◆ WORK TO COMPLETE
Examine the material below. Gather every line in which the string "WHITE" appears.

───── MATERIAL SHOWN

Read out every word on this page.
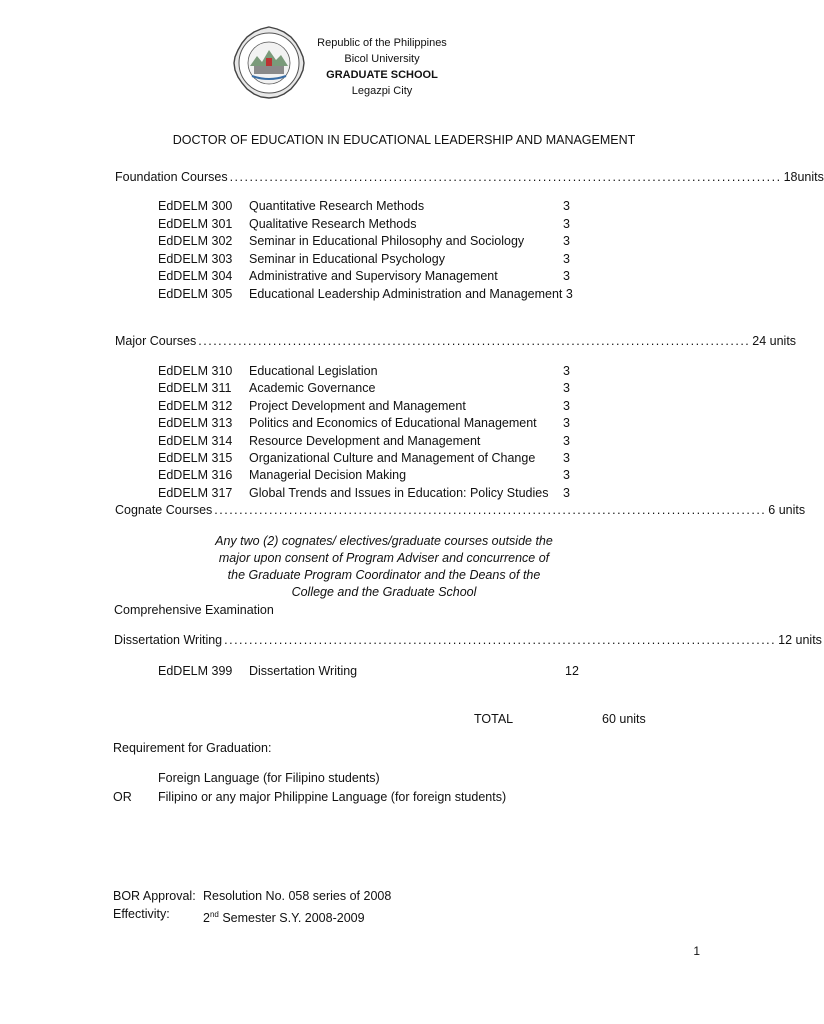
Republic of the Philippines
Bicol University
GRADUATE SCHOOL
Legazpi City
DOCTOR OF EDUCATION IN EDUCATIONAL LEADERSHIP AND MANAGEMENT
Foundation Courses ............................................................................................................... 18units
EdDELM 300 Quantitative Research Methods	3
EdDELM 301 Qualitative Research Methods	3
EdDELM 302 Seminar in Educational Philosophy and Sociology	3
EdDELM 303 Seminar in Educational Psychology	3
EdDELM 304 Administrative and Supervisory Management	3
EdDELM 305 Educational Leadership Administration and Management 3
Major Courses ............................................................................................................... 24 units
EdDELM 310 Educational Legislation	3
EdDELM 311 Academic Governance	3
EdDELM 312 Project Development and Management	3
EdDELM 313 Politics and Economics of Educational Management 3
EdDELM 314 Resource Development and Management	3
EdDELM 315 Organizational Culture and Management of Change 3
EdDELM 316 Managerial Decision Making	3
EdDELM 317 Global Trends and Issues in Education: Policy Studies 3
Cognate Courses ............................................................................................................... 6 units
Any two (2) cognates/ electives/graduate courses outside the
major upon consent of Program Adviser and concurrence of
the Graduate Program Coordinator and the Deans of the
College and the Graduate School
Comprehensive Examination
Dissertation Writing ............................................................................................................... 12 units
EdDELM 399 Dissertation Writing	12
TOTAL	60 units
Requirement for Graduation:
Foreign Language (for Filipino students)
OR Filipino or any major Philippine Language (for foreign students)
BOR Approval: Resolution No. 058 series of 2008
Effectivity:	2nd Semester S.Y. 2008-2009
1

──────────
───── MATERIAL SHOWN

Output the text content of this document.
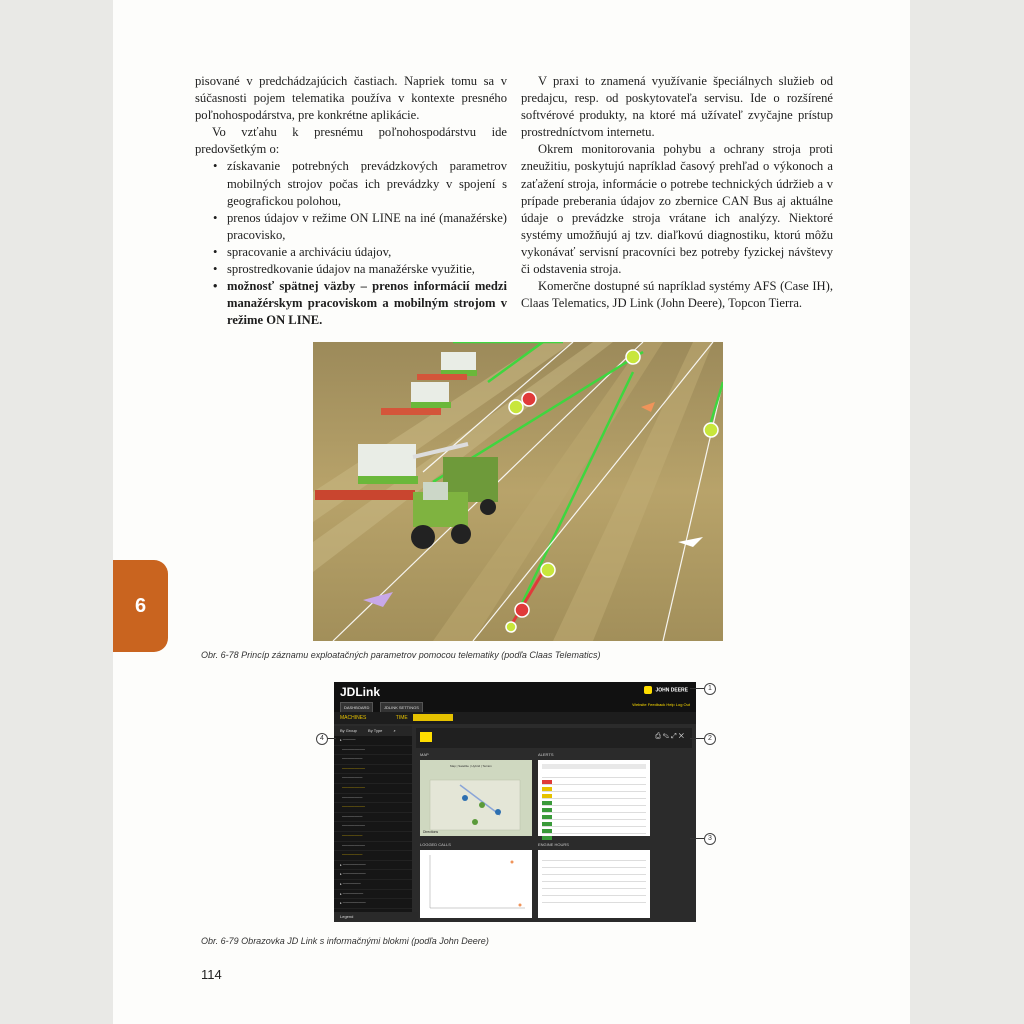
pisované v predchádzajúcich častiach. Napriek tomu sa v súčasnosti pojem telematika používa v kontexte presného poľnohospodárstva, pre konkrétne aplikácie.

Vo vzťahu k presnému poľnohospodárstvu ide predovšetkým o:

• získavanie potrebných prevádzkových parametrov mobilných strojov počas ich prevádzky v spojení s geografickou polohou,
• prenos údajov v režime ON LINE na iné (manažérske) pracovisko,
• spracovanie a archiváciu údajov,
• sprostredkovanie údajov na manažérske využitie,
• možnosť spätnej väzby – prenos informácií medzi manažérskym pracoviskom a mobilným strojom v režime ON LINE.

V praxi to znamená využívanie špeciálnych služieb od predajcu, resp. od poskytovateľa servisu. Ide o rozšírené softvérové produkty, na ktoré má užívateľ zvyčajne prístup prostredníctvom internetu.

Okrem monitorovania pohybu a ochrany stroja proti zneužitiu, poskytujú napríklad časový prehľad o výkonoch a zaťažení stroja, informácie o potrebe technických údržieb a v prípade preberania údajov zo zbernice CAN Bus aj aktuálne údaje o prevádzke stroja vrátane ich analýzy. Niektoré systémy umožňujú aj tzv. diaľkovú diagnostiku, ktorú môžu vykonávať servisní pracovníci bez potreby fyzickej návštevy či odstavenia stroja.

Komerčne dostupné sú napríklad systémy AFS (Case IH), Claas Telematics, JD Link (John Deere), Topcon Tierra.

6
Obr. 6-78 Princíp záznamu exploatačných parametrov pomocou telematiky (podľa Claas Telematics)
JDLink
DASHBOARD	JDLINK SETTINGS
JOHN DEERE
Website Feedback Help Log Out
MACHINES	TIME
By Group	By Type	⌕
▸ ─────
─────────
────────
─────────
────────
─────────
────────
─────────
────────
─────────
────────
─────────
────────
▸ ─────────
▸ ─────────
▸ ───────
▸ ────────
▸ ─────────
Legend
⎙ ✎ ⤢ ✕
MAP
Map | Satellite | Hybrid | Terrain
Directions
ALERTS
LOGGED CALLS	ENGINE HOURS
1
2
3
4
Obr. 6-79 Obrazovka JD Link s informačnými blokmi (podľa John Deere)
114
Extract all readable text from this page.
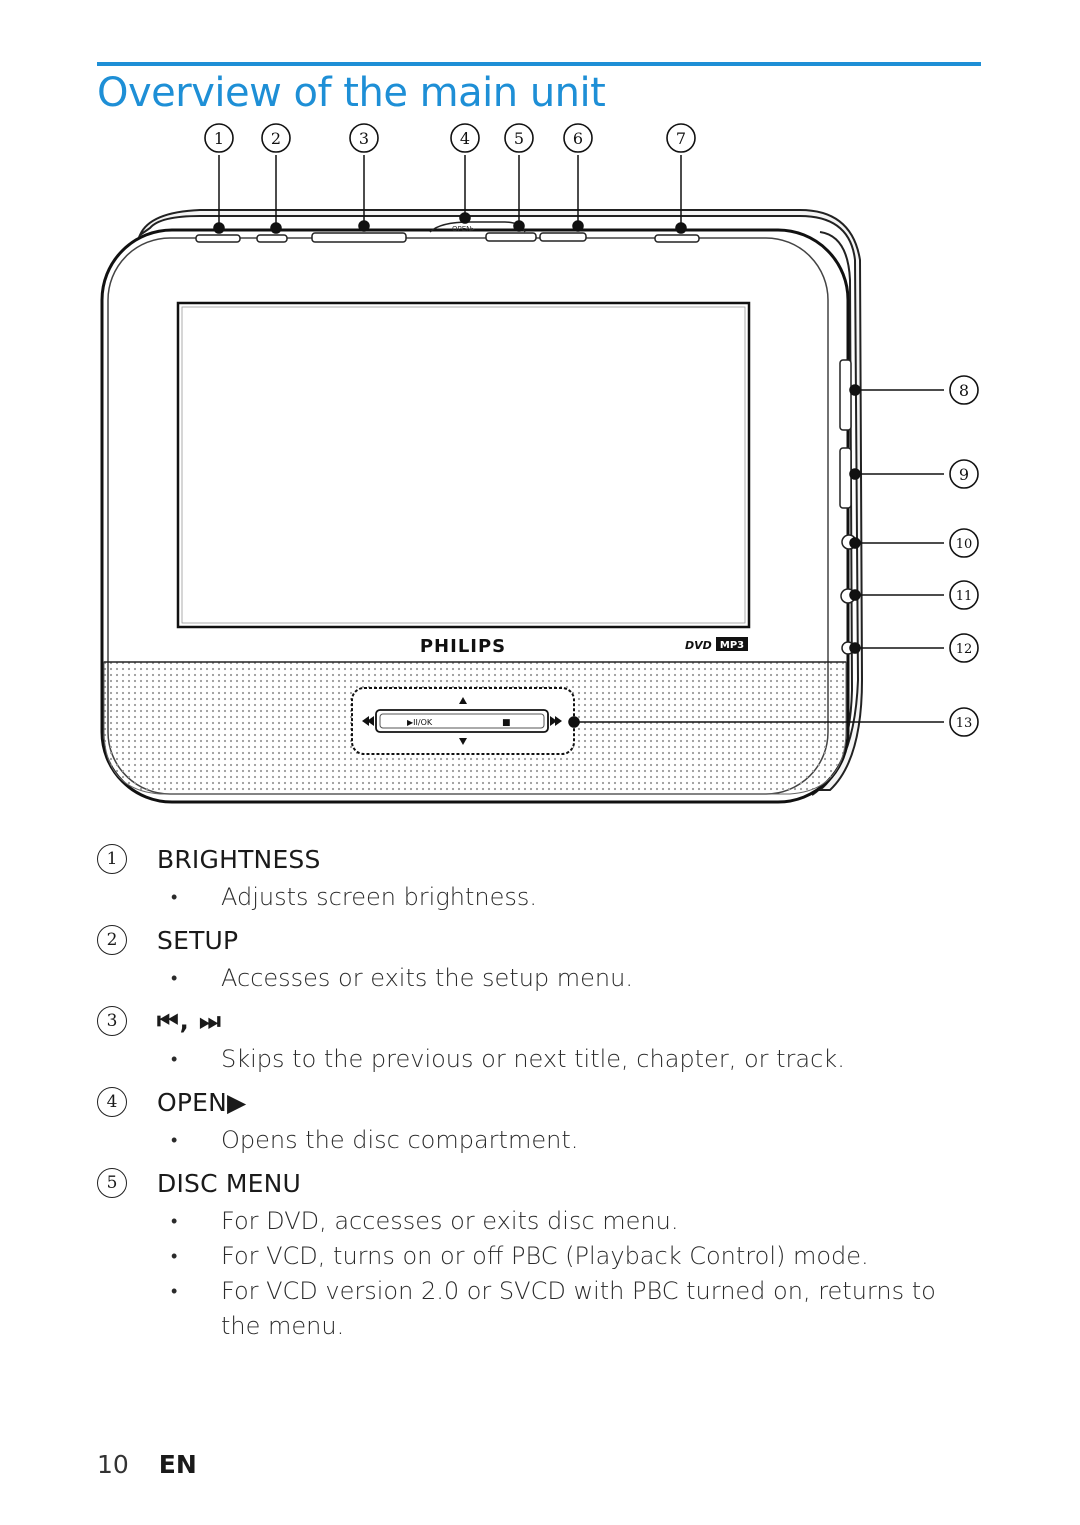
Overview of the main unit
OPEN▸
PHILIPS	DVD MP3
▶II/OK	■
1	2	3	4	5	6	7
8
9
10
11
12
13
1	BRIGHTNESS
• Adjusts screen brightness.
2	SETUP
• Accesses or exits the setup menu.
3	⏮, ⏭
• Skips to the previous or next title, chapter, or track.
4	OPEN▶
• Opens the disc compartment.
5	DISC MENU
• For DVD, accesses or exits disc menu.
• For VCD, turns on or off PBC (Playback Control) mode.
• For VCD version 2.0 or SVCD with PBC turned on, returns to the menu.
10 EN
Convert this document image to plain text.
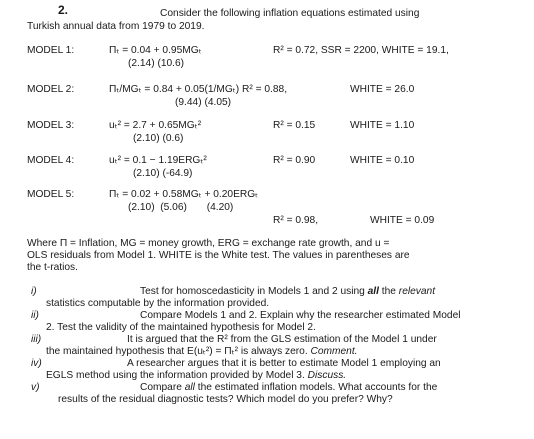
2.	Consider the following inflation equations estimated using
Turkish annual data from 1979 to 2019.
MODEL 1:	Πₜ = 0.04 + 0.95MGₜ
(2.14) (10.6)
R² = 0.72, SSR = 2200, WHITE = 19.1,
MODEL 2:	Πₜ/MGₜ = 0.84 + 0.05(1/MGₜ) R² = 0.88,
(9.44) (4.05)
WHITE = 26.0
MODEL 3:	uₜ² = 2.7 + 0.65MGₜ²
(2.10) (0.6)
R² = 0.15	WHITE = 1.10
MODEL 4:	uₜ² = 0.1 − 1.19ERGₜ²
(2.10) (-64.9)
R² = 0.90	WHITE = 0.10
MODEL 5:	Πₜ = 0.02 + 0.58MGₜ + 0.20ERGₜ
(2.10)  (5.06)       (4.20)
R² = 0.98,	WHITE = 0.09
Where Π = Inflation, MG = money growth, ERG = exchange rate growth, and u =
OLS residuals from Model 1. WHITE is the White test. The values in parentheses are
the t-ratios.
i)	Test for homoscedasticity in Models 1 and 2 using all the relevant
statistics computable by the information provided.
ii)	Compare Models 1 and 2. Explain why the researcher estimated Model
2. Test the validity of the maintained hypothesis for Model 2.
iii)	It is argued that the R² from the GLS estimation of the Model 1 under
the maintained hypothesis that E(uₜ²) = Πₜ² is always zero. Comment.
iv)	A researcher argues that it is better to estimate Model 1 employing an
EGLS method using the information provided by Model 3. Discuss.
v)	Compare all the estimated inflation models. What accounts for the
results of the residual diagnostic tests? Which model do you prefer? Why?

──────────
───── MATERIAL SHOWN

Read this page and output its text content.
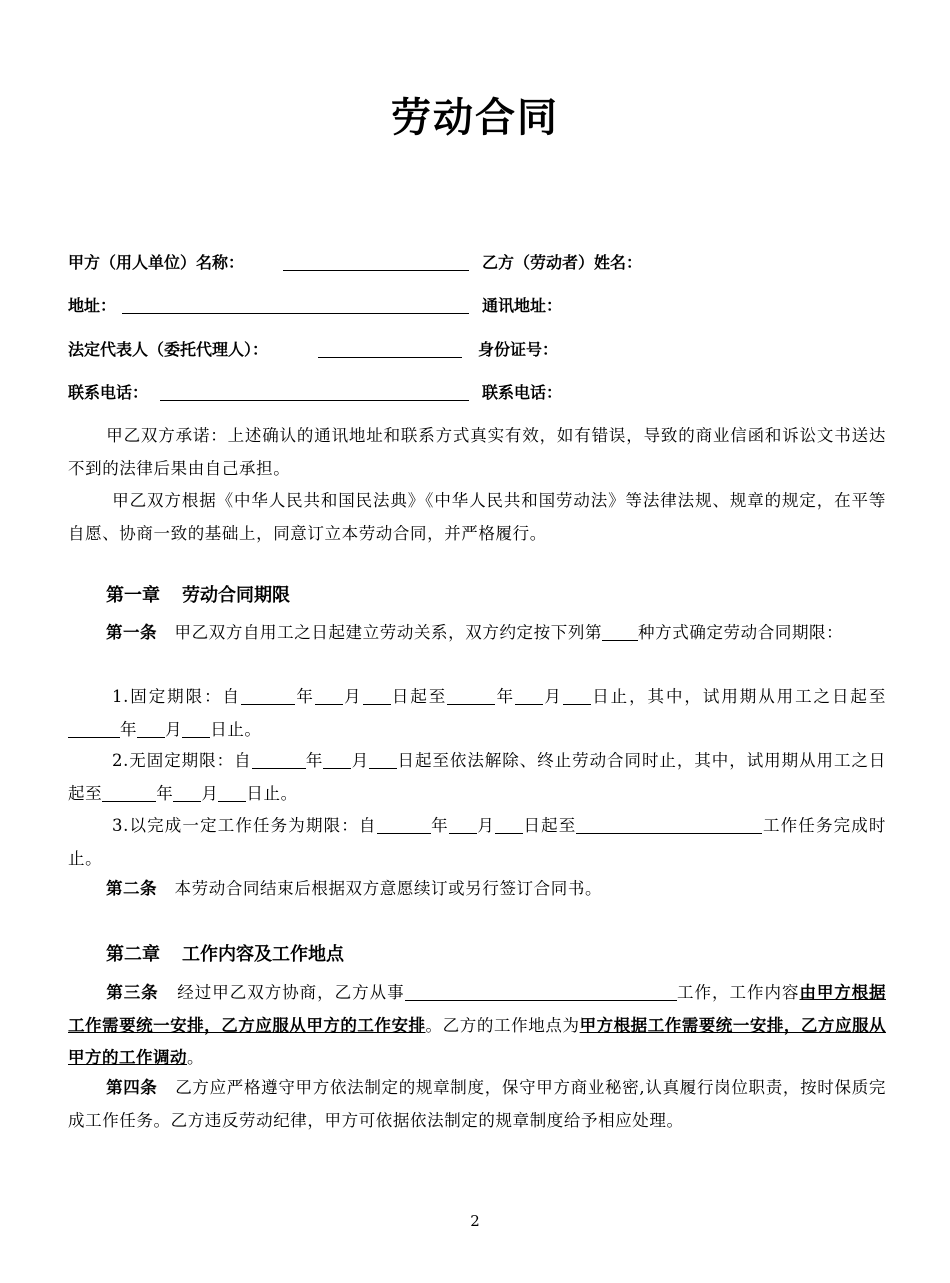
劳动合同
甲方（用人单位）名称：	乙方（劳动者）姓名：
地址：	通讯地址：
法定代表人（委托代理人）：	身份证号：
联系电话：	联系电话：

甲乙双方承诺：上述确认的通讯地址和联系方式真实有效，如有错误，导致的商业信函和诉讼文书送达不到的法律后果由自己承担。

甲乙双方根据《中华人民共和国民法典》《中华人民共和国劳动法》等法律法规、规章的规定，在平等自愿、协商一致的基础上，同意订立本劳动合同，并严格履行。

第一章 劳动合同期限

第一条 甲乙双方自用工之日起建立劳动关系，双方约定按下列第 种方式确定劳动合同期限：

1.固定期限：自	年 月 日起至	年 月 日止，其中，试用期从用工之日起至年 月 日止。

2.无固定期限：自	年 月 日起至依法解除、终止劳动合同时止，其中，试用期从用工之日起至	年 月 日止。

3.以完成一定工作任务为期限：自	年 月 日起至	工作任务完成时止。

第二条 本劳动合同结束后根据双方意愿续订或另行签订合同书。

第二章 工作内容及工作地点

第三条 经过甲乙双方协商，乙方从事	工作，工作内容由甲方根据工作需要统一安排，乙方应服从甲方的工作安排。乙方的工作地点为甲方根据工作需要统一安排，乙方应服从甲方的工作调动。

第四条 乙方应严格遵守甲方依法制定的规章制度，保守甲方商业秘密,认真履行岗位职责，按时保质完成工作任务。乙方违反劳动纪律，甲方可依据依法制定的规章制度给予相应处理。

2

──────────

◆ REPLY
R² = 0.72, SSR = 2200, WHITE = 19.1,
WHITE = 26.0
R² = 0.15	WHITE = 1.10
R² = 0.90	WHITE = 0.10
R² = 0.98,	WHITE = 0.09
OLS residuals from Model 1. WHITE is the White test. The values in parentheses are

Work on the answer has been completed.